EXERCISES »
1. In the Alien Tort Statute excerpt, what new question did the court ask the parties to come back and argue?
2. Do these statements agree with the Alien Tort Statute excerpt? Answer yes or no for each, quoting the words that decide it. (a) The brief filed in February was on behalf of six companies, IBM among them. (b) Hoffman's lawsuit against UNOCAL ended in a court verdict. (c) Bellinger sat in the front row of the public gallery.
3. Continue the Alien Tort Statute excerpt from its last sentence.

EXTRACT PROVIDED »
*****

Like Bellinger, Clement agreed to speak only in a private capacity and not as a 
representative of his clients in the ongoing litigation.

The two lawyers said they decided they needed to marshal a much broader 
argument than the one the Supreme Court had asked for in Kiobel. Bellinger 
spent December 2011 reaching out to clients of Arnold and Porter who were past, 
current or potential future targets of lawsuits under the Alien Tort Statute.

In February this year they filed their brief on behalf of BP Plc, Caterpillar 
Inc, ConocoPhillips, General Electric Co, Honeywell International Inc and IBM. 
They argued that the Alien Tort Statute does not cover events that took place 
in foreign countries, nor does it apply to those who help others commit abuses, 
only those who commit abuses themselves. None of the six companies would 
comment for this story.

Jack Goldsmith, another lawyer who had worked in the Bush administration, filed 
a similar brief on behalf of Chevron. Goldsmith declined to talk about the 
pending litigation.

Changing the Question

On a crisp morning in late February, Paul Hoffman, a veteran human rights 
advocate, stood before the Supreme Court to argue the case for Kiobel. Some 16 
years earlier, Hoffman had brought a landmark lawsuit under the Alien Tort 
Statute against oil company UNOCAL over abuses in Myanmar, which settled in 
2005 for an undisclosed sum. Since then, bringing lawsuits against corporations 
had come to define his career.

Hoffman had hardly opened his mouth, however, when Justice Anthony Kennedy 
interrupted with a question that had nothing to do with corporate liability but 
rather to do with the reach of US courts. Justice Samuel Alito jumped in next: 
“What business does a case like that have in the courts of the United States?” 
Then Chief Justice John Roberts joined the fray. The justices wanted to know if 
US courts had any role in adjudicating events that took place overseas. Hoffman 
was under assault and struggled to get back to the question of corporate 
liability.

Bellinger, sitting two rows back in the public gallery, smiled. The justices 
were interested in his argument.

Just how interested became clear a few days later. The following Monday, 
Bellinger got a message on his BlackBerry. The court had asked the parties to 
come back and argue a new question: whether, and under what circumstances, the 
Alien Tort Statute applied to events on foreign soil. “It was a stunner,” he 
said.

Clement was similarly surprised. “We didn’t file the brief imagining that they 
were going to ask for reargument,” he said. “We filed the brief thinking if the 
court said something favorable it would help our clients in lower courts.”

*****

DATA SECTION »
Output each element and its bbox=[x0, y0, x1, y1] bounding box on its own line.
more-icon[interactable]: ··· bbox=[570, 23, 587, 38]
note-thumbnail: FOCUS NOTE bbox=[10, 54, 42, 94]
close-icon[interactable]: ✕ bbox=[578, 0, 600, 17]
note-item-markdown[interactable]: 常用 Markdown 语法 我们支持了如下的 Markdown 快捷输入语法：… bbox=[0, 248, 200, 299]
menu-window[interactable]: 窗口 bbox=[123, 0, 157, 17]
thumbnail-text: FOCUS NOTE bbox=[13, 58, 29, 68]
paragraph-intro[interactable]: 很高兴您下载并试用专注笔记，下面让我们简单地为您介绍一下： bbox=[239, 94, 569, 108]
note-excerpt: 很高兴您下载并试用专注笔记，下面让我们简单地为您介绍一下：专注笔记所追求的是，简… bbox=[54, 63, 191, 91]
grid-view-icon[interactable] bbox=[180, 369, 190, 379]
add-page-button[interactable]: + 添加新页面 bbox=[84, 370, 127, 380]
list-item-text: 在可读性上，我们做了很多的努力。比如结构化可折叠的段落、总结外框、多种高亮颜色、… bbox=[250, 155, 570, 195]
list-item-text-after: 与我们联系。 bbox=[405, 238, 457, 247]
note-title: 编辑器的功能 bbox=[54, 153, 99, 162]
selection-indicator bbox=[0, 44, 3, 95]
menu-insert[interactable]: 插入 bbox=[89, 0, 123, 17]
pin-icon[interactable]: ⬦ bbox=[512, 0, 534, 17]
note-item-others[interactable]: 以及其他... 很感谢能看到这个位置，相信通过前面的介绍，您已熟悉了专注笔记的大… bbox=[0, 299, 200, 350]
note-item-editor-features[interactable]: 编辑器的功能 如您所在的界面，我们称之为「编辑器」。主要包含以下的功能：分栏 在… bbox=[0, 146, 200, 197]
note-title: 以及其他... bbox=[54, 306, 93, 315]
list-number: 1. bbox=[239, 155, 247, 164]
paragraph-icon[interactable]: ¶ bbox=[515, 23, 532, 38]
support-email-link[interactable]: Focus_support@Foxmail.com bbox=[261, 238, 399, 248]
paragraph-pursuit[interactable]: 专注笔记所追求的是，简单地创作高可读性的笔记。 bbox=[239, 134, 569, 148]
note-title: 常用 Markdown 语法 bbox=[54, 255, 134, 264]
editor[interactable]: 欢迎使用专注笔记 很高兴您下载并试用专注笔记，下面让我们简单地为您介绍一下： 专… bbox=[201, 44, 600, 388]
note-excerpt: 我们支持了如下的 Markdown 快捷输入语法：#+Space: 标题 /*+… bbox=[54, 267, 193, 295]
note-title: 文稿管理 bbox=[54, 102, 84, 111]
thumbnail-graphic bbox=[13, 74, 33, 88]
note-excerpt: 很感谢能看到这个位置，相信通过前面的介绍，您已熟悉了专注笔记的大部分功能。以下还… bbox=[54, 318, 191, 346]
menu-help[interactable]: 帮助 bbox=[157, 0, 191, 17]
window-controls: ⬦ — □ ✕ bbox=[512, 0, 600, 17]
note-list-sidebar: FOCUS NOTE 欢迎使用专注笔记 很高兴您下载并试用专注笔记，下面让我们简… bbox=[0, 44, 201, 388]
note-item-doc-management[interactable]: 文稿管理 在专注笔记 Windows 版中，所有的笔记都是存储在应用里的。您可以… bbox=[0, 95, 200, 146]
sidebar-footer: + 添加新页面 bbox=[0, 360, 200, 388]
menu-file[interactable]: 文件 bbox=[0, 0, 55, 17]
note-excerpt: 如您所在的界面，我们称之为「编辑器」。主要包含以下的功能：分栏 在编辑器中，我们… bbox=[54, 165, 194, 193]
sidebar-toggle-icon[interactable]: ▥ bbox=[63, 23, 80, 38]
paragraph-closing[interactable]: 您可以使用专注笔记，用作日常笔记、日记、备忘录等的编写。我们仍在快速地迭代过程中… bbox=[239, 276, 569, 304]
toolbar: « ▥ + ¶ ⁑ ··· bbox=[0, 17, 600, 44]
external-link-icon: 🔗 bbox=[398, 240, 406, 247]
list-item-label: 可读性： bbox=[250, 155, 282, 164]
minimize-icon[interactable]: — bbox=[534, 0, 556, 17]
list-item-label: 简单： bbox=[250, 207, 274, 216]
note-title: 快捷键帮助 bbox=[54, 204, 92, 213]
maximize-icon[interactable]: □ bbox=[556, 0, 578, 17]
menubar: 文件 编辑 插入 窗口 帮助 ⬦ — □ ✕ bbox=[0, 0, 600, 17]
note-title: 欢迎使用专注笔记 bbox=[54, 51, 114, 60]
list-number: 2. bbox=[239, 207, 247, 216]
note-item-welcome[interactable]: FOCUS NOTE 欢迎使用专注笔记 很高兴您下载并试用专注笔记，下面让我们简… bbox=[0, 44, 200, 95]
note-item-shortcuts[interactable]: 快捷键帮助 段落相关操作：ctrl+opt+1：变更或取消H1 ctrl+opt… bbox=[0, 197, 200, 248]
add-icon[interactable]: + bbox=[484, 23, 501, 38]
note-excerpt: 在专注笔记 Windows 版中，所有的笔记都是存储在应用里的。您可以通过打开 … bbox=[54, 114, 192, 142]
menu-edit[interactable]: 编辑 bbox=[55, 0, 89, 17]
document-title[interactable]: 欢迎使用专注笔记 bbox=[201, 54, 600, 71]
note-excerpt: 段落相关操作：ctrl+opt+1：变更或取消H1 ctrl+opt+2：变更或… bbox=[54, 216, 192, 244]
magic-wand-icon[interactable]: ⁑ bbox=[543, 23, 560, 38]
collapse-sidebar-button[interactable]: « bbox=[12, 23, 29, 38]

*****

RESPONSES IN ORDER »
1. Whether, and under what circumstances, the Alien Tort Statute applied to events on foreign soil.

2.
(a) Yes: "they filed their brief on behalf of BP Plc, Caterpillar Inc, ConocoPhillips, General Electric Co, Honeywell International Inc and IBM"
(b) No: "which settled in 2005 for an undisclosed sum"
(c) No: "sitting two rows back in the public gallery"

3.
When the Supreme court seeks a second round of oral arguments, it can portend a 
significant ruling. Brown v. Board of Education, the landmark 1954 case that 
ended segregation in public schools, was decided after reargument. In 2009 a 
second round of arguments in Citizens United v. Federal Election Commission was 
followed by a major decision on political spending by corporations and unions.

The court’s decision to consider the wider question could have a major impact. 
As of August this year, there were 36 claims against corporations under the 
Alien Tort Statute. If the court had ruled for Shell on the narrower question — 
that the statute does not apply to corporations — 20 of those cases could be 
dismissed. However, those 20 cases could be changed to name individual 
corporate officers rather than the corporations as defendants. This would mean 
the cases could go forward. And while they would be harder to win, they would 
still create negative publicity. 

“It wouldn’t stop the next wave of litigation,” said Bellinger.

If, on the other hand, the court rules broadly for Shell, deciding that the 
statute does not apply to events on foreign soil, 29 of the current cases would 
likely be dismissed. The only cases that would remain are seven in which the 
alleged abuses took place on US soil.

Earlier this month, Hoffman held a final strategy meeting at New York 
University Law School. His casual chinos and sneakers belied the seriousness of 
Monday’s reargument for the survivors of human rights abuses. A ruling against 
the plaintiffs on the grounds that the events happened overseas would, he said, 
“rip the guts” out of the Alien Tort Statute.